Texte à lire ▸
Selon elle, elle n’avait aucun problème et se sentait même très bien. Oublier un chaudron sur le feu ou de prendre ses médicaments, ça arrive à tout le monde, mais dans son cas, c’était devenu trop récurrent. À cela s’ajoutent les moments d’incontinence de plus en plus fréquents, les distractions au volant de sa voiture qui faisait d’elle une menace pour elle-même et pour les autres, les grippes et les infections qu’elle ne soignait plus, les possibles chutes…

Et l’inévitable arriva…

Je savais que ce moment précis de devoir la placer ou de m’assurer qu’elle obtienne des services du CLSC allait arriver un jour, et que moi et ma famille serions confrontées à prendre des mesures nécessaires pour sa sécurité, car elle n’était plus apte à prendre ses propres décisions.

Après que les observations de l’équipe multidisciplinaire de l’hôpital eurent été rendues, je me suis présentée face à l’infirmière de ma mère, les larmes aux yeux, déconcertée et impuissante, car ma mère avait refusé catégoriquement tous les services que pouvait offrir le CLSC, en prétextant qu’elle était capable de prendre soin d’elle-même et qu’aucun étranger n’allait entrer chez elle et mettre leurs mains dans ses affaires.

Je n’étais pas outillée pour faire face aux multiples décisions que je devais prendre rapidement pour elle. Sa vie autonome, telle qu’elle l’avait vécue pendant plus de sept décennies, allait changer soudainement.

[Données sources]
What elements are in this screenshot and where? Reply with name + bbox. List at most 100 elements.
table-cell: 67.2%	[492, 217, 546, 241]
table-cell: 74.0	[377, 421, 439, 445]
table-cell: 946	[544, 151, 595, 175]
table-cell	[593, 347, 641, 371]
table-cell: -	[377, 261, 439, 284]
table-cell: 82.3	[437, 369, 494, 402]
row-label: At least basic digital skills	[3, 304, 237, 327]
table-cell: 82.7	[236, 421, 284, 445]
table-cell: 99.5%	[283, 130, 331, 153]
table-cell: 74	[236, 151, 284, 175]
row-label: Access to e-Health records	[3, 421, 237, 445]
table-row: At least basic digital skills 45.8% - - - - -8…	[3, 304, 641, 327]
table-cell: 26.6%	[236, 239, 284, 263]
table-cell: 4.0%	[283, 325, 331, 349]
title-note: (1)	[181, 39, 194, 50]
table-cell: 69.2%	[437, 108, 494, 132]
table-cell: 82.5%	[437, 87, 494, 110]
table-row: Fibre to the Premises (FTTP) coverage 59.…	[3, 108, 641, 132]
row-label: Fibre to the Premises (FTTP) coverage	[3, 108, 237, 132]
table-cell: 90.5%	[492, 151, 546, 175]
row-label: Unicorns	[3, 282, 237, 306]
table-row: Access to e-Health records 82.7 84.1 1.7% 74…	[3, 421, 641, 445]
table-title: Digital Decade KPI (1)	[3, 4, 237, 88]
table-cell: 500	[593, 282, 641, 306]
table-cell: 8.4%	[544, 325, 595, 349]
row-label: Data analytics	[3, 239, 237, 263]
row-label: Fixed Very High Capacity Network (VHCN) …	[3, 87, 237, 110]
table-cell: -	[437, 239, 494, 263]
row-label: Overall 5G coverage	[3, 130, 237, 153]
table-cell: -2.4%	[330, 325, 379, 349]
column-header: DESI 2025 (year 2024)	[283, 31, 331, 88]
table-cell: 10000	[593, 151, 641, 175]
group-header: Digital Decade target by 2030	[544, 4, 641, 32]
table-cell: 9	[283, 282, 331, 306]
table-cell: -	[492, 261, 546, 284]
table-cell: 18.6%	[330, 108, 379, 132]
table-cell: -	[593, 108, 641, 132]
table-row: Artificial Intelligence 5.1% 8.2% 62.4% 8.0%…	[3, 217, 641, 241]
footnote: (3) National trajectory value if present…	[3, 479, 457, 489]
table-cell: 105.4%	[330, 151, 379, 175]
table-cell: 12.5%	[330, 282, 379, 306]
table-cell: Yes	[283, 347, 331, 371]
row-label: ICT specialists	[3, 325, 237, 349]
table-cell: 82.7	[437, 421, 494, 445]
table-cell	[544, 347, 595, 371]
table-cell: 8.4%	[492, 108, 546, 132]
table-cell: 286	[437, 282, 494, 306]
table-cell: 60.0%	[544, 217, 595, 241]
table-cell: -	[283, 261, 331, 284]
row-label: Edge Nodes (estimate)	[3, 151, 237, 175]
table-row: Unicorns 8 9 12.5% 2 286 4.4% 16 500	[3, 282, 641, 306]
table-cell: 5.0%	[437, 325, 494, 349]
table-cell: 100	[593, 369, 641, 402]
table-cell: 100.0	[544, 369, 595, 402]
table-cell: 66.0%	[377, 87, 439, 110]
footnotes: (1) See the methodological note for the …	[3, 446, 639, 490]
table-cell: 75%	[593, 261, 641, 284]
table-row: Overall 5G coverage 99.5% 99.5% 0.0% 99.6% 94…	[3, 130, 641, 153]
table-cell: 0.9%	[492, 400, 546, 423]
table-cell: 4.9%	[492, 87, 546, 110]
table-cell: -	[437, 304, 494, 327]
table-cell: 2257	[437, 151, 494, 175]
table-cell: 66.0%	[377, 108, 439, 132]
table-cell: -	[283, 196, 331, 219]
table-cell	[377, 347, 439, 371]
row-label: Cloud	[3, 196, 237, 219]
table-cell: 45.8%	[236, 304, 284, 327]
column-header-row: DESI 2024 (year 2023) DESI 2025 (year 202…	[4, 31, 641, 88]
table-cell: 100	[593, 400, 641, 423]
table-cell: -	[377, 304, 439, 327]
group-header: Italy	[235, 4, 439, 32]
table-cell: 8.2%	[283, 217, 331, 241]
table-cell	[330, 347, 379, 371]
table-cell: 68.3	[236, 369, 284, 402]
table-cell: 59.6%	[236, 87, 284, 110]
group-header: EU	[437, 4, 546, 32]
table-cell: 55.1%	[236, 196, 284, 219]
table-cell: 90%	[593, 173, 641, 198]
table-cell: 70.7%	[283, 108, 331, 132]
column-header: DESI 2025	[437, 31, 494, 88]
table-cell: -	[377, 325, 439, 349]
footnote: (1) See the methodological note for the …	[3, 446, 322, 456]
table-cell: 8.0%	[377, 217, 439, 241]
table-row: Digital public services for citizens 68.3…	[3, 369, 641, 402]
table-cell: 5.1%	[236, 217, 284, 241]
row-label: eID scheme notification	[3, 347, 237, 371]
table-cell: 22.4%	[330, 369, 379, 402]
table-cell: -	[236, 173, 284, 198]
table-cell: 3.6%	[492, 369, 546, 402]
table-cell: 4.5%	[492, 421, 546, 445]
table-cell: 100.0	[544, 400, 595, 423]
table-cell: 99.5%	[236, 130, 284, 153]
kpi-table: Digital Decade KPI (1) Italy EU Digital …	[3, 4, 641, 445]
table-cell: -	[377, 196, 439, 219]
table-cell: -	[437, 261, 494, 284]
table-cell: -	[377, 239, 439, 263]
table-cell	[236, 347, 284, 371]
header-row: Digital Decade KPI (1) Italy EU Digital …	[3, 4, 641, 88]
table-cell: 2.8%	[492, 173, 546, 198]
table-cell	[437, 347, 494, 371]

Consigne de travail ▸
Citez mot pour mot le passage du texte sur la perte d'autonomie de la mère, en commençant aux mots « Je savais que » et en vous arrêtant après les mots « ses propres décisions. ». Vous n'avez pas besoin des données pour ce travail.

Zone de réponse ▸
Je savais que ce moment précis de devoir la placer ou de m’assurer qu’elle obtienne des services du CLSC allait arriver un jour, et que moi et ma famille serions confrontées à prendre des mesures nécessaires pour sa sécurité, car elle n’était plus apte à prendre ses propres décisions.